**EXERCISE:**
Return each line of the listing that follows in which the string "hemel" can be found.

------------------------------

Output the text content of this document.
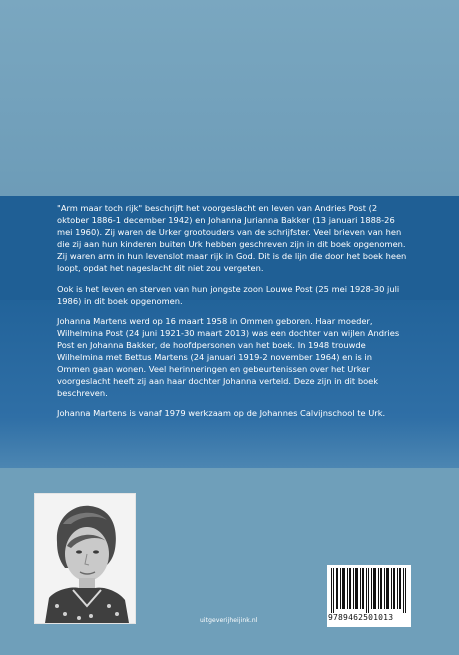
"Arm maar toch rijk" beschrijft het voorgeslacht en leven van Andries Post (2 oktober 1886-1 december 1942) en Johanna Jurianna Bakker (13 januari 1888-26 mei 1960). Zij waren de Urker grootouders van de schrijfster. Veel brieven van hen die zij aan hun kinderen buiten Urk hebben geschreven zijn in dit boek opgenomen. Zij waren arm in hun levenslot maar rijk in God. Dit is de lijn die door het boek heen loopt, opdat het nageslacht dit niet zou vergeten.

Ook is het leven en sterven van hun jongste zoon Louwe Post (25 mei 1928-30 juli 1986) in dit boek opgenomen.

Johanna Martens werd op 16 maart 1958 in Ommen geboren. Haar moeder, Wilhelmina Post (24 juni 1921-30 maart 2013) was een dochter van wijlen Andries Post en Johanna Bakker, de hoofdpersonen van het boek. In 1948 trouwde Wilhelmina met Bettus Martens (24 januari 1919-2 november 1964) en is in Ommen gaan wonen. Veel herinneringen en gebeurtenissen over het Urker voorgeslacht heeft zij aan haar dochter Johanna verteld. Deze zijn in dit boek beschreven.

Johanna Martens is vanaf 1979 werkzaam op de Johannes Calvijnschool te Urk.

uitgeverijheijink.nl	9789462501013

------------------------------

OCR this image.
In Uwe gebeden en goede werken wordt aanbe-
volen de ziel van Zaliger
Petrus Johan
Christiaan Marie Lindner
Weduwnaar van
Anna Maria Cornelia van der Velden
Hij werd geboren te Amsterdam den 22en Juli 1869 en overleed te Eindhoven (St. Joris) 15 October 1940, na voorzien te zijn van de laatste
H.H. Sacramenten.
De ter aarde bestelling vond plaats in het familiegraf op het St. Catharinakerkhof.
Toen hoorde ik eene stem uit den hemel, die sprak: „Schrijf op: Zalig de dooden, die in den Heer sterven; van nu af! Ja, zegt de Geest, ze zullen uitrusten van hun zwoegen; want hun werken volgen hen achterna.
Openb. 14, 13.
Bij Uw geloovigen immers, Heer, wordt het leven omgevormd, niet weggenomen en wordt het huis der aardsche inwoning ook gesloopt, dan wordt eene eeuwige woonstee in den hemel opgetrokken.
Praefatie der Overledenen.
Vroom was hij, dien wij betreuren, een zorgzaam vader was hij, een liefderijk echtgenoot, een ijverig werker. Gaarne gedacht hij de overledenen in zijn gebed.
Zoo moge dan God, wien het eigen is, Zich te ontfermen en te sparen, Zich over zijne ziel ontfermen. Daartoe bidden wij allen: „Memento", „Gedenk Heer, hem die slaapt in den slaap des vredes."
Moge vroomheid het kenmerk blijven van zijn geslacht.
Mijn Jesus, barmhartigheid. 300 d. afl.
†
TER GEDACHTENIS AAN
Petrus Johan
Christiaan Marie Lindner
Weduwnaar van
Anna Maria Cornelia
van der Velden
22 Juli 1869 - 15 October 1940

------------------------------

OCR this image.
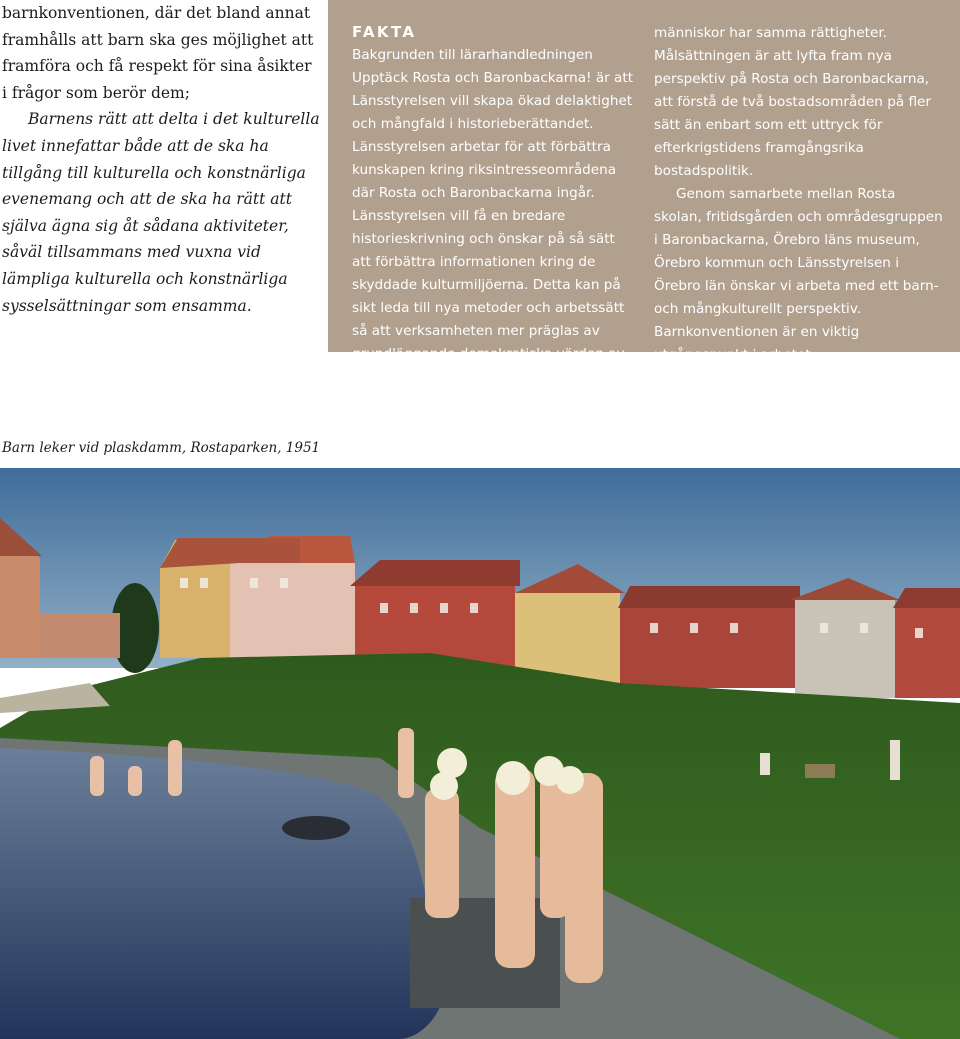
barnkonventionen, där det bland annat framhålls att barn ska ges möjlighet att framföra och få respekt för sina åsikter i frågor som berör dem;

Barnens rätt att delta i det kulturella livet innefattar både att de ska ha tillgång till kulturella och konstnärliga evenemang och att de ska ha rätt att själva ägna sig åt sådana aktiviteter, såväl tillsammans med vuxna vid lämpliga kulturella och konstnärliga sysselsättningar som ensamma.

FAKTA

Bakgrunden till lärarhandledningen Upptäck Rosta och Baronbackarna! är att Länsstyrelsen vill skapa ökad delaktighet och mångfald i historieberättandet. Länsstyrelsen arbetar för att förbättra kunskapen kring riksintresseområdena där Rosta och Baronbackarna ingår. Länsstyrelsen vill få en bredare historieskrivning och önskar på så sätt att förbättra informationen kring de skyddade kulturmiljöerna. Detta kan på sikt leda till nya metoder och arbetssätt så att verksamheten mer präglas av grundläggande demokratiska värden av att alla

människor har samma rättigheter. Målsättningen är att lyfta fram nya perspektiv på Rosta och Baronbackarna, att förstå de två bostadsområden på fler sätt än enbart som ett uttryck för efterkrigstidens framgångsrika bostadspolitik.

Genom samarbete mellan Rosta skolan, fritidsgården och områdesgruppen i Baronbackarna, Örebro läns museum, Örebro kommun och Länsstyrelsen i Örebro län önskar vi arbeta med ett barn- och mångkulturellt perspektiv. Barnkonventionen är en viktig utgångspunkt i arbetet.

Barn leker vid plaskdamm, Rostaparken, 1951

------------------------------

**ANSWER BOX:**
Toen hoorde ik eene stem uit den hemel, die sprak: „Schrijf op: Zalig de dooden, die in den Heer sterven; van nu af! Ja, zegt de Geest, ze zullen uitrusten van hun zwoegen; want hun werken volgen hen achterna.
Bij Uw geloovigen immers, Heer, wordt het leven omgevormd, niet weggenomen en wordt het huis der aardsche inwoning ook gesloopt, dan wordt eene eeuwige woonstee in den hemel opgetrokken.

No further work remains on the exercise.